◆ Listed entries ◆

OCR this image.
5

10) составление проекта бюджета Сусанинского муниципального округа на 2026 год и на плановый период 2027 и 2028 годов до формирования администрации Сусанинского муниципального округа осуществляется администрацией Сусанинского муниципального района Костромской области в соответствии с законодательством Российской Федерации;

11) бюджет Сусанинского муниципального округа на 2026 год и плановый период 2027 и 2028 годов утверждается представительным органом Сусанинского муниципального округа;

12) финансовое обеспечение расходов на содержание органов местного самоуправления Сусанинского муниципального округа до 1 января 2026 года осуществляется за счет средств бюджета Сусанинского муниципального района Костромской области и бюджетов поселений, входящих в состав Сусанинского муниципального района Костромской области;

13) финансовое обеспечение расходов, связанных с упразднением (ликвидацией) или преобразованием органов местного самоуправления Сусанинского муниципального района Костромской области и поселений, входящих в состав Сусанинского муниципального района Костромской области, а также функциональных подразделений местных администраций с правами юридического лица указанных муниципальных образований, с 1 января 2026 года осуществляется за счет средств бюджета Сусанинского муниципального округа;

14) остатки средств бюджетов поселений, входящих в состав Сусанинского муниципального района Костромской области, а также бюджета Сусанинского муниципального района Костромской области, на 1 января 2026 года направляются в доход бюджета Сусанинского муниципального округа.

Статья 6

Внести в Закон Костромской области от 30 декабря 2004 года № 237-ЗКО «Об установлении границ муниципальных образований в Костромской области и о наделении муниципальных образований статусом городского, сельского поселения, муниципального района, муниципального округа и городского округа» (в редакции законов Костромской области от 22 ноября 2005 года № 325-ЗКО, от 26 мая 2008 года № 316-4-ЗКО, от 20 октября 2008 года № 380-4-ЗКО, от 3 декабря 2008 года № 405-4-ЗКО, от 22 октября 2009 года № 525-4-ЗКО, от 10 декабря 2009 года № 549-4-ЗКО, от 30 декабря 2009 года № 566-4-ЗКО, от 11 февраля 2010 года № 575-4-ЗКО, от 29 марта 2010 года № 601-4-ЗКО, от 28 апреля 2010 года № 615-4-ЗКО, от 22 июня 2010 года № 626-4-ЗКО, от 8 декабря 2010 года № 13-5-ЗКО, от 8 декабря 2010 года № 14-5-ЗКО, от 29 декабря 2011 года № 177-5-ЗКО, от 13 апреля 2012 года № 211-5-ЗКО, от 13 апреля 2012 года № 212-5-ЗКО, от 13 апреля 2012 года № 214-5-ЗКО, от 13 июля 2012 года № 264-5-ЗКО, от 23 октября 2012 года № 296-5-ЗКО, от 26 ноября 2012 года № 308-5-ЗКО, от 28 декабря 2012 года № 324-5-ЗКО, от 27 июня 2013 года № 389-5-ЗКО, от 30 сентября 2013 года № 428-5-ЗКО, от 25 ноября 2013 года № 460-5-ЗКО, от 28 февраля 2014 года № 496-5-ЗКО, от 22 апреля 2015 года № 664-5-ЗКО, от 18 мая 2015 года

◆ Exercise objective ◆
Extract each line of the listing above, copying it word for word.

◆ Final answer ◆
OCR this image.
5

10) составление проекта бюджета Сусанинского муниципального округа на 2026 год и на плановый период 2027 и 2028 годов до формирования администрации Сусанинского муниципального округа осуществляется администрацией Сусанинского муниципального района Костромской области в соответствии с законодательством Российской Федерации;

11) бюджет Сусанинского муниципального округа на 2026 год и плановый период 2027 и 2028 годов утверждается представительным органом Сусанинского муниципального округа;

12) финансовое обеспечение расходов на содержание органов местного самоуправления Сусанинского муниципального округа до 1 января 2026 года осуществляется за счет средств бюджета Сусанинского муниципального района Костромской области и бюджетов поселений, входящих в состав Сусанинского муниципального района Костромской области;

13) финансовое обеспечение расходов, связанных с упразднением (ликвидацией) или преобразованием органов местного самоуправления Сусанинского муниципального района Костромской области и поселений, входящих в состав Сусанинского муниципального района Костромской области, а также функциональных подразделений местных администраций с правами юридического лица указанных муниципальных образований, с 1 января 2026 года осуществляется за счет средств бюджета Сусанинского муниципального округа;

14) остатки средств бюджетов поселений, входящих в состав Сусанинского муниципального района Костромской области, а также бюджета Сусанинского муниципального района Костромской области, на 1 января 2026 года направляются в доход бюджета Сусанинского муниципального округа.

Статья 6

Внести в Закон Костромской области от 30 декабря 2004 года № 237-ЗКО «Об установлении границ муниципальных образований в Костромской области и о наделении муниципальных образований статусом городского, сельского поселения, муниципального района, муниципального округа и городского округа» (в редакции законов Костромской области от 22 ноября 2005 года № 325-ЗКО, от 26 мая 2008 года № 316-4-ЗКО, от 20 октября 2008 года № 380-4-ЗКО, от 3 декабря 2008 года № 405-4-ЗКО, от 22 октября 2009 года № 525-4-ЗКО, от 10 декабря 2009 года № 549-4-ЗКО, от 30 декабря 2009 года № 566-4-ЗКО, от 11 февраля 2010 года № 575-4-ЗКО, от 29 марта 2010 года № 601-4-ЗКО, от 28 апреля 2010 года № 615-4-ЗКО, от 22 июня 2010 года № 626-4-ЗКО, от 8 декабря 2010 года № 13-5-ЗКО, от 8 декабря 2010 года № 14-5-ЗКО, от 29 декабря 2011 года № 177-5-ЗКО, от 13 апреля 2012 года № 211-5-ЗКО, от 13 апреля 2012 года № 212-5-ЗКО, от 13 апреля 2012 года № 214-5-ЗКО, от 13 июля 2012 года № 264-5-ЗКО, от 23 октября 2012 года № 296-5-ЗКО, от 26 ноября 2012 года № 308-5-ЗКО, от 28 декабря 2012 года № 324-5-ЗКО, от 27 июня 2013 года № 389-5-ЗКО, от 30 сентября 2013 года № 428-5-ЗКО, от 25 ноября 2013 года № 460-5-ЗКО, от 28 февраля 2014 года № 496-5-ЗКО, от 22 апреля 2015 года № 664-5-ЗКО, от 18 мая 2015 года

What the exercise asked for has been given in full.